Die Zahlen sehen auf den ersten Blick beeindruckend aus: 4,6 Millionen Teilnehmer, 84 Prozent davon für die Abschaffung der Zeitumstellung. Als die EU-Kommission am 31. August 2018 die Ergebnisse ihrer erfolgreichsten je durchgeführten öffentlichen Befragung bekannt gibt, ist Behördenchef
"Die Menschen wollen das, wir machen das", sagt er. Flugs präsentiert die Kommission einen offiziellen Gesetzesvorschlag, wonach die halbjährliche Zeitumstellung baldigst abgeschafft werden soll. Ein Jahr später steht die Umsetzung allerdings in den Sternen. Vor allem an einer Stelle gibt es Probleme.
Großer Teil der EU-Staaten weder für noch gegen Zeitumstellung
Ein großer Teil der EU-Staaten habe noch immer keine Position, heißt es aus Diplomatenkreisen in Brüssel. Es gebe die Sorge, dass die Auswirkungen einer Änderung nicht ausreichend erforscht und analysiert seien.
====================
◆ DEINE AUFGABE
Schreib aus dem Textauszug über die Zeitumstellung genau den Teil ab, der mit „Die Zahlen sehen“ anfängt und mit „und analysiert seien.“ aufhört, beide eingeschlossen.

◆ GEGEBENE ANGABEN
====================
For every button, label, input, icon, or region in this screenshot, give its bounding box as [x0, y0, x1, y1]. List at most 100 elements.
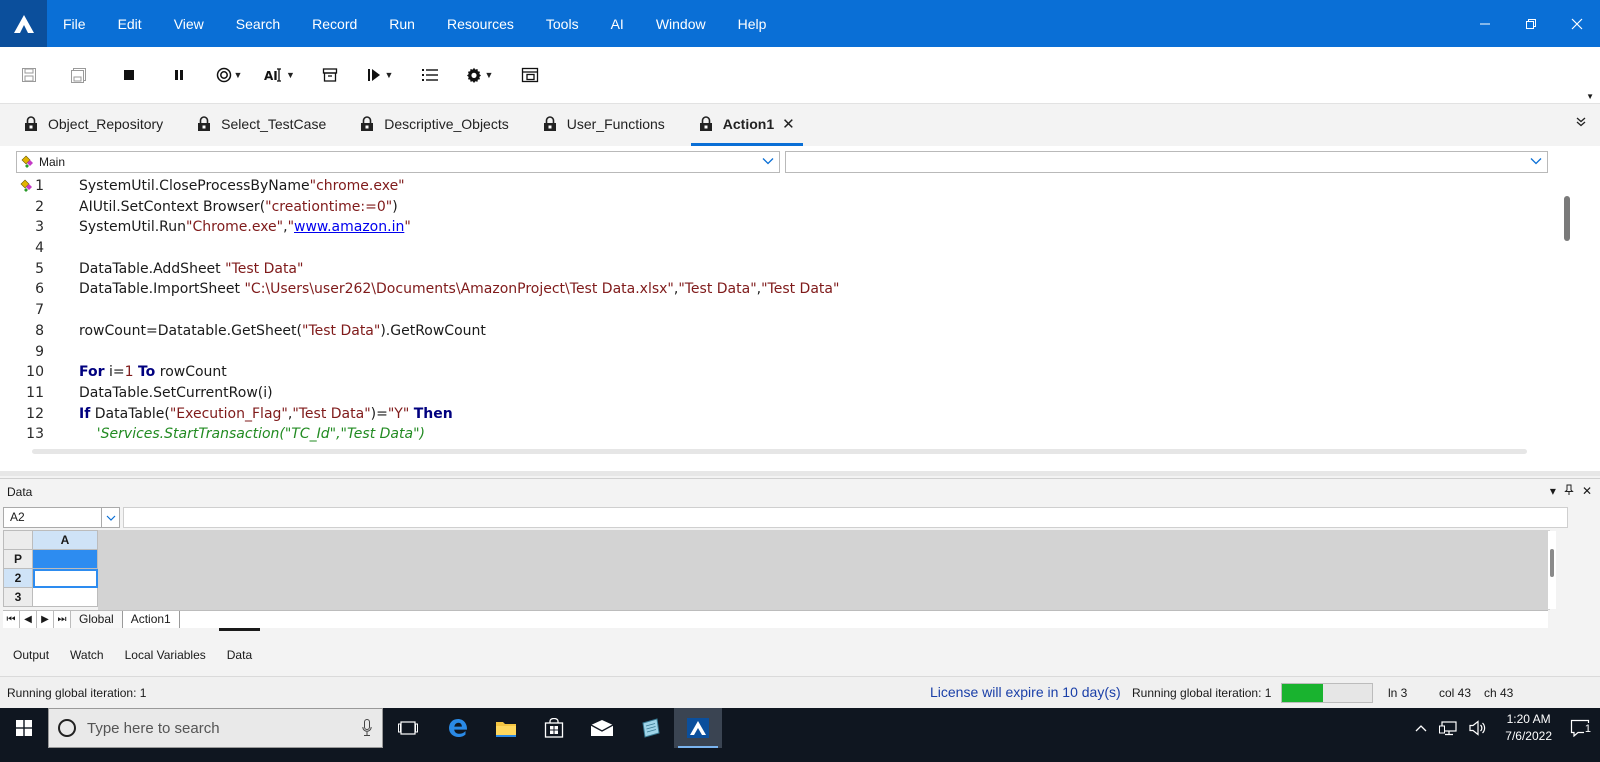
====================
◆ GELÖSTE AUFGABE
Die Zahlen sehen auf den ersten Blick beeindruckend aus: 4,6 Millionen Teilnehmer, 84 Prozent davon für die Abschaffung der Zeitumstellung. Als die EU-Kommission am 31. August 2018 die Ergebnisse ihrer erfolgreichsten je durchgeführten öffentlichen Befragung bekannt gibt, ist Behördenchef
"Die Menschen wollen das, wir machen das", sagt er. Flugs präsentiert die Kommission einen offiziellen Gesetzesvorschlag, wonach die halbjährliche Zeitumstellung baldigst abgeschafft werden soll. Ein Jahr später steht die Umsetzung allerdings in den Sternen. Vor allem an einer Stelle gibt es Probleme.
Großer Teil der EU-Staaten weder für noch gegen Zeitumstellung
Ein großer Teil der EU-Staaten habe noch immer keine Position, heißt es aus Diplomatenkreisen in Brüssel. Es gebe die Sorge, dass die Auswirkungen einer Änderung nicht ausreichend erforscht und analysiert seien.